WRITTEN INSTRUCTION — Lines that contain the string "instructions" are to be copied; leave out all others.

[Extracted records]

_____

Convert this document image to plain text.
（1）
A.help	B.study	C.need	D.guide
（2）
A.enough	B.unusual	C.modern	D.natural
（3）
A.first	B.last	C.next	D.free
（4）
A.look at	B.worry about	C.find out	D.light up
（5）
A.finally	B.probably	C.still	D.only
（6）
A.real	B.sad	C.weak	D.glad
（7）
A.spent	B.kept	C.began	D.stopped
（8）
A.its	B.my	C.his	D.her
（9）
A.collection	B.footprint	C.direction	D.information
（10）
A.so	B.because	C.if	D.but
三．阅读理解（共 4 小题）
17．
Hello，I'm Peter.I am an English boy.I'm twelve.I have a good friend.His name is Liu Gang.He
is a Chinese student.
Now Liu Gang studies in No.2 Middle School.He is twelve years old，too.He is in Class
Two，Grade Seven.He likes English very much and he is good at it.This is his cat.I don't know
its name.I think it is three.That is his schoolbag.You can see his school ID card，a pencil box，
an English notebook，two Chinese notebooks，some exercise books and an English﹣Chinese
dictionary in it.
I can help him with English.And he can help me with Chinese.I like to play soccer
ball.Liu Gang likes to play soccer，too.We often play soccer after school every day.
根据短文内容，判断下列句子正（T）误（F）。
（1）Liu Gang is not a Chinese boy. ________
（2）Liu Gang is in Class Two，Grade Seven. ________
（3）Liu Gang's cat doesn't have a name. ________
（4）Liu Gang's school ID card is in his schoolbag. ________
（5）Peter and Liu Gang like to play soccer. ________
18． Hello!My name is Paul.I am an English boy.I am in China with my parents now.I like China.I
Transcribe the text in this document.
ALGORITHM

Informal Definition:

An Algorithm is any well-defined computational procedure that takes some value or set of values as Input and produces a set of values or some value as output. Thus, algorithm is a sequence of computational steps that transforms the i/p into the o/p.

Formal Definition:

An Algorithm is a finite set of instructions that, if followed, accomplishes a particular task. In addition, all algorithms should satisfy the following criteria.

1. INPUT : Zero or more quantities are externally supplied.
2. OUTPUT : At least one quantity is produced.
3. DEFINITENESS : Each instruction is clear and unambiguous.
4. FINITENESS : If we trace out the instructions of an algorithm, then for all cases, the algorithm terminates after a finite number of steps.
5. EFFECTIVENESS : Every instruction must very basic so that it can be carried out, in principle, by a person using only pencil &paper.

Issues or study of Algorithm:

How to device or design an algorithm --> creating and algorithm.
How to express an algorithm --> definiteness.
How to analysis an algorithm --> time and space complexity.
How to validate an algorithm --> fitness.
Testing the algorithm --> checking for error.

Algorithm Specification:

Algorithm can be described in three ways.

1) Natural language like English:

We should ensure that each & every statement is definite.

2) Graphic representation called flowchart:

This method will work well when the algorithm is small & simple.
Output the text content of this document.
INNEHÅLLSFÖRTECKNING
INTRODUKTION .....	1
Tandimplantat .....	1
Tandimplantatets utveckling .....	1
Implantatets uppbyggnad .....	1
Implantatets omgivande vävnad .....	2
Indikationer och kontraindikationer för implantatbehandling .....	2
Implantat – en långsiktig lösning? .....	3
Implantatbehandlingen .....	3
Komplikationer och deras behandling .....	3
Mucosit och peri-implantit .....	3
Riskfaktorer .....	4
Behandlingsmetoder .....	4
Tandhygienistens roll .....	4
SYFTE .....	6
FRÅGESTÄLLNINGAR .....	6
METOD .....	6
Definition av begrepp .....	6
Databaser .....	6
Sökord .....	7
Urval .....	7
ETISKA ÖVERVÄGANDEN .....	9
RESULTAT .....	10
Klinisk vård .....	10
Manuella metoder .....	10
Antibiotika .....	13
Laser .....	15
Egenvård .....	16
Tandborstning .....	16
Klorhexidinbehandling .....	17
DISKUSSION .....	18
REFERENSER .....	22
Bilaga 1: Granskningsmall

_____

WRITTEN REPLY —
An Algorithm is a finite set of instructions that, if followed, accomplishes a particular task. In addition, all algorithms should satisfy the following criteria.
4. FINITENESS : If we trace out the instructions of an algorithm, then for all cases, the algorithm terminates after a finite number of steps.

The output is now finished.